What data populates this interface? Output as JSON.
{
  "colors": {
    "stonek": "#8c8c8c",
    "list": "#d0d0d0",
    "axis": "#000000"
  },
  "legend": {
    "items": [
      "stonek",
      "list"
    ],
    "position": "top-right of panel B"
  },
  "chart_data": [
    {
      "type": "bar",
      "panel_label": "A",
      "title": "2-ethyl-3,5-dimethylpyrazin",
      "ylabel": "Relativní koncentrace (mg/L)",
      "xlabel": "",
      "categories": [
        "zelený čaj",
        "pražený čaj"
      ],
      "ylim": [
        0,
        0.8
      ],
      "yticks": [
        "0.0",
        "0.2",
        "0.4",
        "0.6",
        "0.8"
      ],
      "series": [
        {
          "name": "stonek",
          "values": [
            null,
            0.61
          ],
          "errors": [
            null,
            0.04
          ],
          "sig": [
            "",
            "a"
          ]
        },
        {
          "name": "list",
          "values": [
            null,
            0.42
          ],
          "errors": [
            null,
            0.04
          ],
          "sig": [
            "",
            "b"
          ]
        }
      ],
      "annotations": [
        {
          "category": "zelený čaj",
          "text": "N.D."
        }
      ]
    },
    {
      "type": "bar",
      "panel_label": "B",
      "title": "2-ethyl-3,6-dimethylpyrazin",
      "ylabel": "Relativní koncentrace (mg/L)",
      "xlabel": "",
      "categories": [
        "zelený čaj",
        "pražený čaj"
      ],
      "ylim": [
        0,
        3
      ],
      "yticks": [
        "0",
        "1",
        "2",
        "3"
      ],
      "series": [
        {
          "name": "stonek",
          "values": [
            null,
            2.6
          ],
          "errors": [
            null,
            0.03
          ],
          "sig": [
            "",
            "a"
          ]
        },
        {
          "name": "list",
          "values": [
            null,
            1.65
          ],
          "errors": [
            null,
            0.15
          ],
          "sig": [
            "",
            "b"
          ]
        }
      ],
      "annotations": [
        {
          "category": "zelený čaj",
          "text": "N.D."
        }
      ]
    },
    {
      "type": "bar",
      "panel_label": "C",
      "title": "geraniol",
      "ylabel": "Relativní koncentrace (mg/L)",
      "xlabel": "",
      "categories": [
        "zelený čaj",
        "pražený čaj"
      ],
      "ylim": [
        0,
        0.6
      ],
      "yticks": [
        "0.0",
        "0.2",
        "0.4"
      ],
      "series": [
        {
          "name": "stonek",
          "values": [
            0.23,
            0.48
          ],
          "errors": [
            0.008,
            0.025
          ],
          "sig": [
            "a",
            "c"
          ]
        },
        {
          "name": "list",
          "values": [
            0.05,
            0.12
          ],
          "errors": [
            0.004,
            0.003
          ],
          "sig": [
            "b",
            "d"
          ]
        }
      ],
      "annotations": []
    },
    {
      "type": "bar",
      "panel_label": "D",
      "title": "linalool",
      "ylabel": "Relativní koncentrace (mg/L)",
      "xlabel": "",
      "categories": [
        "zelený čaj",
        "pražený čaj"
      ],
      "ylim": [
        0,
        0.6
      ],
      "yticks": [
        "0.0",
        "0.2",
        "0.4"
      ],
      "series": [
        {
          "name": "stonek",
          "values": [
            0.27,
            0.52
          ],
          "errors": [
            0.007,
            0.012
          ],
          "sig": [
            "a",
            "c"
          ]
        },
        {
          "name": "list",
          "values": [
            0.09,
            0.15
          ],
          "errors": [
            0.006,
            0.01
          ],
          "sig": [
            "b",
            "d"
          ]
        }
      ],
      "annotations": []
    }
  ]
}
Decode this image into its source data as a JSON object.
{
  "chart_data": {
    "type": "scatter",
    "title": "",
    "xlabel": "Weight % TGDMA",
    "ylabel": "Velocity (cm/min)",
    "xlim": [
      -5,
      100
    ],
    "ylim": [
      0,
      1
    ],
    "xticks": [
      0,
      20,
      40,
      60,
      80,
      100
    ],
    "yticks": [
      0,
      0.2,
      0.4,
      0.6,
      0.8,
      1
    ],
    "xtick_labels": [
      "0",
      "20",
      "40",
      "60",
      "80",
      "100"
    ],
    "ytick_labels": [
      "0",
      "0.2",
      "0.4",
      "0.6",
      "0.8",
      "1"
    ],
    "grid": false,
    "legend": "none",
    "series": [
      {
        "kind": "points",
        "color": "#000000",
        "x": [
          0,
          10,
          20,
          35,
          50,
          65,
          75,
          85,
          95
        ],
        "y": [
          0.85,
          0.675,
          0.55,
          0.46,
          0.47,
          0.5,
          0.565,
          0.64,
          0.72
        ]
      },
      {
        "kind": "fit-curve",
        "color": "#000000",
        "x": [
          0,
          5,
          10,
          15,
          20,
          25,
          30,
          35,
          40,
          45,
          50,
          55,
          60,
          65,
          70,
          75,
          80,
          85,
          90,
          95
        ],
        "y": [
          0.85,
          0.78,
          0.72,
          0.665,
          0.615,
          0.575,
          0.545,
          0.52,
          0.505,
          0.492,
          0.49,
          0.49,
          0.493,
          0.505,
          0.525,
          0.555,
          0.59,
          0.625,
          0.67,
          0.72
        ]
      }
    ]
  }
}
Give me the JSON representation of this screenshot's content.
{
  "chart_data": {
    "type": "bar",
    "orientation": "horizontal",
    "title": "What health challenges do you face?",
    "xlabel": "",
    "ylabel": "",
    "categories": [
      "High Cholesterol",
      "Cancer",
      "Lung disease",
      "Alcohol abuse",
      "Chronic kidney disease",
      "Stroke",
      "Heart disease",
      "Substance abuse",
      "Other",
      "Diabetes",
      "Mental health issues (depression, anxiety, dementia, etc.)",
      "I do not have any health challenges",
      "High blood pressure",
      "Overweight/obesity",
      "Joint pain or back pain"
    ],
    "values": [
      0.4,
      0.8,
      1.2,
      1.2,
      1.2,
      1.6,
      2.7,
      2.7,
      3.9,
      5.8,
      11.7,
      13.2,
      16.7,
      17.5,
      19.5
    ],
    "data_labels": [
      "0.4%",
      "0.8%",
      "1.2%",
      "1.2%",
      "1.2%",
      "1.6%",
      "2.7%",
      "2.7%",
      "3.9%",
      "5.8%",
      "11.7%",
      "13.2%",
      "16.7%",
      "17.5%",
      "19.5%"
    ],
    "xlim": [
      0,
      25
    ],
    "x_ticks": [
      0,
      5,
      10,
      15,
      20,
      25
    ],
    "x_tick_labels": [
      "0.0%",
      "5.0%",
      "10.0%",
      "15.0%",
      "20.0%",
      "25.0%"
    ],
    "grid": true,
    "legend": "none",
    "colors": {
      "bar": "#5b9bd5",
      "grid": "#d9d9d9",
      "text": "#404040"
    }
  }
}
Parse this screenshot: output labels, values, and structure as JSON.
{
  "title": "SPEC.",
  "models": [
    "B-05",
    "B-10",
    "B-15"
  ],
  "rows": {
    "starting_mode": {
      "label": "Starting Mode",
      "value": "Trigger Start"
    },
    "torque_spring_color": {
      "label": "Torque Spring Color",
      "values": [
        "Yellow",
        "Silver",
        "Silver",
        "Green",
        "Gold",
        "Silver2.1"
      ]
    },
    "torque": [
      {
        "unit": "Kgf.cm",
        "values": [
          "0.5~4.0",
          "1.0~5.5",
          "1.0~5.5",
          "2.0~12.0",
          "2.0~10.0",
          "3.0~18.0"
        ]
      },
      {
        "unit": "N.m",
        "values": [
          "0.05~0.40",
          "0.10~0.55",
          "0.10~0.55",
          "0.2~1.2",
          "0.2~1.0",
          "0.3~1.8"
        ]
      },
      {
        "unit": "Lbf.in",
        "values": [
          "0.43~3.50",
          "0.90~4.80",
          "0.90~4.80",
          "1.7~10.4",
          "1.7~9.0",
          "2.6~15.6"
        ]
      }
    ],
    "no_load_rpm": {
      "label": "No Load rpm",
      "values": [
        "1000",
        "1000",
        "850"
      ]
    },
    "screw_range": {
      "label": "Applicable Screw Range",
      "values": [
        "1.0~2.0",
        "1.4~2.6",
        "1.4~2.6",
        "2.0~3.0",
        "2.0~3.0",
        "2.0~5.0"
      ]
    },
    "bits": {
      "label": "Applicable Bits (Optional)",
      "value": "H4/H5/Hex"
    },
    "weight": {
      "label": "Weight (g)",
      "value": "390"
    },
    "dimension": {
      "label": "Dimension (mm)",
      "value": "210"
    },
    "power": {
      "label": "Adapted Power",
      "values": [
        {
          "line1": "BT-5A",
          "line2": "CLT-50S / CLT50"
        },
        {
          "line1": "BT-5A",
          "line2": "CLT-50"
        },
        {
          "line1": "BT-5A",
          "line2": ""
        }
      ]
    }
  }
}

Instructions to follow:
List each line holding the string "this".

Solution:
What data populates this interface? Output as JSON.
Decode this image into its source data as a JSON object.
Give me the JSON representation of this screenshot's content.
Parse this screenshot: output labels, values, and structure as JSON.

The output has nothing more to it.